— START OF Quoted text —

Friday, November 22, 2024

Washington AG sues over Yucca Mountain decision

Rob McKenna (R)

OLYMPIA, Wash. (Legal Newsline)-Washington Attorney General Rob McKenna is suing the Obama administration over a move to jettison plans for a nuclear waste repository in the remote Nevada desert.

The lawsuit, filed Tuesday, is in response to the U.S. Department of Energy's move to withdraw its Yucca Mountain application to the Nuclear Regulatory Commission.

The Energy Department is seeking to permanently remove the Nevada site from consideration as a radioactive waste repository, where 77,000 tons of radioactive waste would be stored.

"DOE simply does not have the authority to unilaterally and forever terminate the Yucca Mountain project with no alternatives and no valid reason," McKenna said.

The Republican attorney general filed his lawsuit in the U.S. Court of Appeals for the District of Columbia Circuit. The lawsuit follows McKenna's motion to intervene in the licensing proceeding before the Nuclear Regulatory Commission's Atomic Safety and Licensing Board.

In court papers, he alleges that the Energy Department's decision to withdraw the Yucca Mountain application violates the Nuclear Waste Policy Act of 1982, which created a timetable and procedure for establishing a permanent underground repository for high-level radioactive waste.

— END OF Quoted text —
— START OF Dataset entries —

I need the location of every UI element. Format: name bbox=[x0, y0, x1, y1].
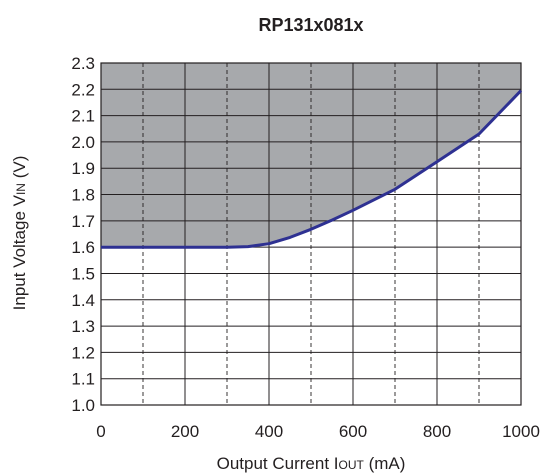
x-axis-title-sub: OUT bbox=[339, 458, 365, 472]
x-tick-label: 800 bbox=[423, 422, 451, 441]
x-tick-label: 200 bbox=[171, 422, 199, 441]
svg-text:Input Voltage VIN (V): Input Voltage VIN (V) bbox=[10, 156, 29, 311]
y-tick-label: 1.0 bbox=[71, 396, 95, 415]
y-tick-label: 1.5 bbox=[71, 264, 95, 283]
x-tick-label: 1000 bbox=[502, 422, 540, 441]
y-tick-label: 1.4 bbox=[71, 291, 95, 310]
y-tick-label: 1.3 bbox=[71, 317, 95, 336]
y-axis-title: Input Voltage VIN (V) bbox=[10, 156, 29, 311]
x-tick-label: 0 bbox=[96, 422, 105, 441]
y-tick-label: 1.6 bbox=[71, 238, 95, 257]
y-tick-label: 2.1 bbox=[71, 107, 95, 126]
y-axis-title-main: Input Voltage V bbox=[10, 194, 29, 310]
x-axis-title-main: Output Current I bbox=[217, 454, 339, 473]
y-tick-label: 1.1 bbox=[71, 370, 95, 389]
y-tick-label: 2.3 bbox=[71, 54, 95, 73]
y-tick-label: 1.9 bbox=[71, 159, 95, 178]
x-tick-label: 400 bbox=[255, 422, 283, 441]
svg-text:Output Current IOUT (mA): Output Current IOUT (mA) bbox=[217, 454, 406, 473]
y-tick-label: 2.0 bbox=[71, 133, 95, 152]
plot-area: 1.0 1.1 1.2 1.3 1.4 1.5 1.6 1.7 1.8 1.9 2.0 2.1 2.2 2… bbox=[71, 54, 540, 441]
y-axis-title-unit: (V) bbox=[10, 156, 29, 183]
y-tick-label: 2.2 bbox=[71, 80, 95, 99]
y-axis-title-sub: IN bbox=[14, 183, 28, 195]
chart-title: RP131x081x bbox=[258, 15, 363, 35]
y-tick-label: 1.8 bbox=[71, 186, 95, 205]
x-axis-title-unit: (mA) bbox=[364, 454, 406, 473]
x-axis-title: Output Current IOUT (mA) bbox=[217, 454, 406, 473]
y-tick-label: 1.7 bbox=[71, 212, 95, 231]
y-tick-label: 1.2 bbox=[71, 343, 95, 362]
x-tick-label: 600 bbox=[339, 422, 367, 441]
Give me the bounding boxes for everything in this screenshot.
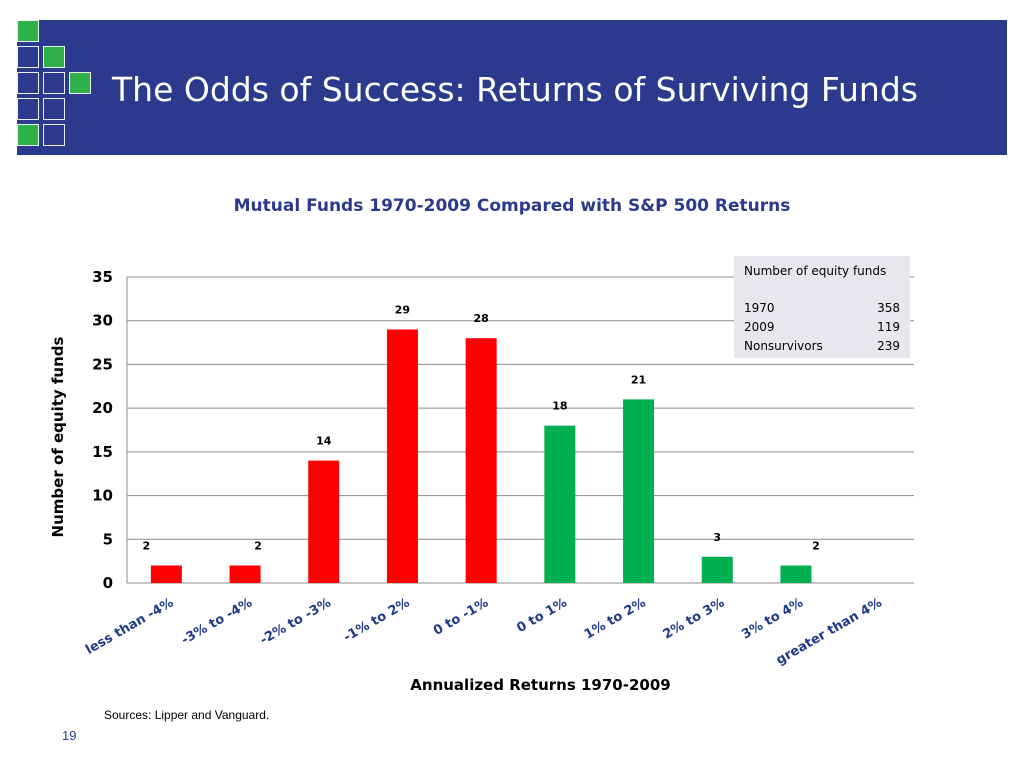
x-tick-label: 3% to 4% bbox=[739, 595, 806, 642]
info-row-value: 239 bbox=[877, 339, 900, 353]
data-label: 14 bbox=[316, 435, 332, 448]
x-tick-label: 0 to 1% bbox=[514, 595, 569, 636]
data-label: 28 bbox=[473, 312, 488, 325]
logo-square bbox=[69, 72, 91, 94]
bar bbox=[701, 556, 733, 583]
slide-header bbox=[17, 20, 1007, 155]
info-row-label: 2009 bbox=[744, 320, 775, 334]
info-row-value: 358 bbox=[877, 301, 900, 315]
logo-square bbox=[17, 98, 39, 120]
x-tick-label: -2% to -3% bbox=[258, 595, 334, 648]
y-tick-label: 25 bbox=[92, 355, 113, 373]
info-row-value: 119 bbox=[877, 320, 900, 334]
bar bbox=[780, 565, 812, 583]
info-box-heading: Number of equity funds bbox=[744, 264, 887, 278]
page-number: 19 bbox=[62, 728, 77, 743]
source-note: Sources: Lipper and Vanguard. bbox=[104, 708, 270, 722]
data-label: 29 bbox=[395, 303, 410, 316]
x-tick-label: 0 to -1% bbox=[431, 595, 491, 638]
y-tick-label: 10 bbox=[92, 487, 113, 505]
y-tick-label: 20 bbox=[92, 399, 113, 417]
chart-subtitle: Mutual Funds 1970-2009 Compared with S&P… bbox=[233, 196, 791, 216]
logo-square bbox=[43, 98, 65, 120]
x-tick-label: -3% to -4% bbox=[179, 595, 255, 648]
x-tick-label: less than -4% bbox=[83, 595, 176, 657]
logo-square bbox=[43, 72, 65, 94]
data-label: 3 bbox=[713, 531, 721, 544]
bar bbox=[465, 338, 497, 583]
data-label: 2 bbox=[254, 540, 262, 553]
y-tick-label: 5 bbox=[103, 530, 113, 548]
data-label: 2 bbox=[812, 540, 820, 553]
y-tick-label: 0 bbox=[103, 574, 113, 592]
y-axis-title: Number of equity funds bbox=[49, 336, 67, 537]
logo-square bbox=[17, 46, 39, 68]
bar bbox=[623, 399, 655, 583]
data-label: 21 bbox=[631, 373, 646, 386]
info-row-2009: 2009 119 bbox=[744, 318, 900, 337]
info-box: Number of equity funds 1970 358 2009 119… bbox=[734, 256, 910, 358]
logo-square bbox=[17, 124, 39, 146]
x-tick-label: -1% to 2% bbox=[341, 595, 412, 645]
bar bbox=[150, 565, 182, 583]
bar bbox=[308, 460, 340, 583]
x-tick-label: 1% to 2% bbox=[582, 595, 649, 642]
bar bbox=[229, 565, 261, 583]
x-axis-title: Annualized Returns 1970-2009 bbox=[410, 676, 670, 694]
data-label: 18 bbox=[552, 400, 567, 413]
y-tick-label: 15 bbox=[92, 443, 113, 461]
x-tick-label: 2% to 3% bbox=[661, 595, 728, 642]
data-label: 2 bbox=[143, 540, 151, 553]
bar bbox=[544, 425, 576, 583]
logo-square bbox=[17, 72, 39, 94]
info-row-label: 1970 bbox=[744, 301, 775, 315]
info-row-label: Nonsurvivors bbox=[744, 339, 823, 353]
bar bbox=[386, 329, 418, 583]
logo-square bbox=[43, 124, 65, 146]
y-tick-label: 30 bbox=[92, 312, 113, 330]
info-row-nonsurvivors: Nonsurvivors 239 bbox=[744, 337, 900, 356]
y-tick-label: 35 bbox=[92, 268, 113, 286]
logo-square bbox=[17, 20, 39, 42]
info-row-1970: 1970 358 bbox=[744, 299, 900, 318]
logo-square bbox=[43, 46, 65, 68]
slide-title: The Odds of Success: Returns of Survivin… bbox=[112, 70, 918, 109]
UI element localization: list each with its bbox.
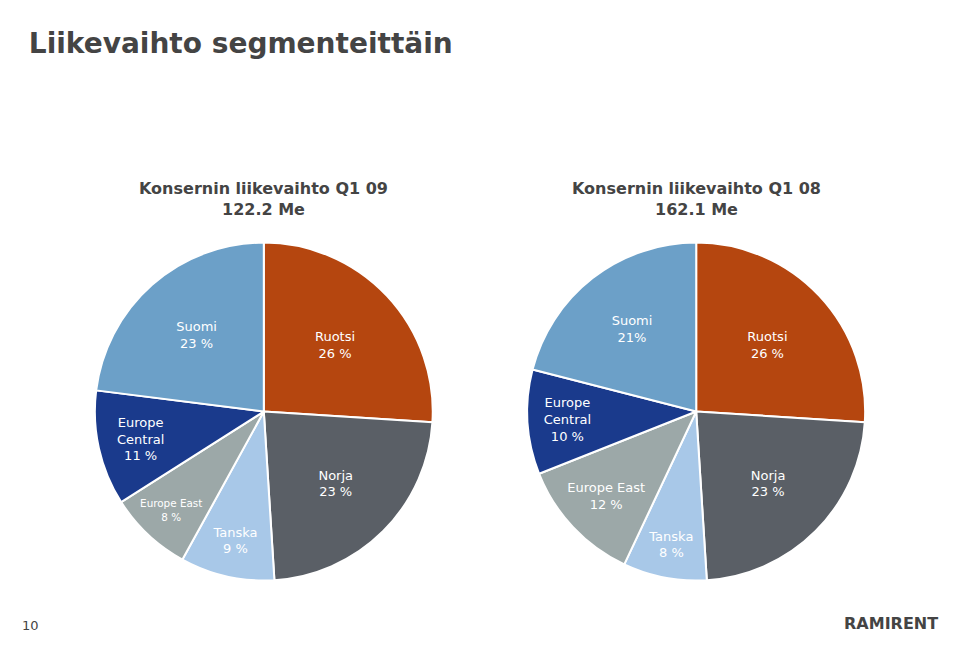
svg-text:Europe East12 %: Europe East12 % <box>567 480 645 512</box>
svg-text:EuropeCentral11 %: EuropeCentral11 % <box>117 415 164 464</box>
svg-text:Norja23 %: Norja23 % <box>318 468 353 500</box>
svg-text:Suomi23 %: Suomi23 % <box>176 319 217 351</box>
svg-text:Suomi21%: Suomi21% <box>612 313 653 345</box>
svg-text:Ruotsi26 %: Ruotsi26 % <box>315 329 355 361</box>
svg-text:Liikevaihto segmenteittäin: Liikevaihto segmenteittäin <box>29 27 453 60</box>
svg-text:Konsernin liikevaihto Q1 09122: Konsernin liikevaihto Q1 09122.2 Me <box>139 179 388 219</box>
svg-text:10: 10 <box>22 618 39 633</box>
svg-text:Europe East8 %: Europe East8 % <box>140 497 202 523</box>
svg-text:Tanska8 %: Tanska8 % <box>648 529 693 561</box>
svg-text:Tanska9 %: Tanska9 % <box>212 525 257 557</box>
svg-text:Konsernin liikevaihto Q1 08162: Konsernin liikevaihto Q1 08162.1 Me <box>572 179 821 219</box>
svg-text:EuropeCentral10 %: EuropeCentral10 % <box>544 395 591 444</box>
svg-text:Ruotsi26 %: Ruotsi26 % <box>747 329 787 361</box>
svg-text:RAMIRENT: RAMIRENT <box>844 614 938 633</box>
svg-text:Norja23 %: Norja23 % <box>751 468 786 500</box>
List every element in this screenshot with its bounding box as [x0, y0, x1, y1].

— END OF Dataset entries —

__Given request__
Extend the article about the Yucca Mountain lawsuit, starting right after its final sentence. The items were drawn from a different source than the article.

__Exercise response__
"Congress selected Yucca Mountain as the nation's repository and government has spent roughly $10 billion on the project," McKenna said. "As we indicated previously, the nation has no ready alternatives to deep geologic disposal nor does it have any ready alternatives to Yucca Mountain as a repository site."

The proposal to build a nuclear waste depository north of Las Vegas is decades behind schedule, causing nuclear waste to pile up at commercial power plants in 39 states.

Since Congress finally approved the Yucca Mountain project in 2002, Nevada officials, including U.S. Senate Majority Leader Harry Reid, have tried to block the project, which was originally planned to open in 1996.

McKenna is co-chair of National Association of Attorneys General Environment and Energy Committee.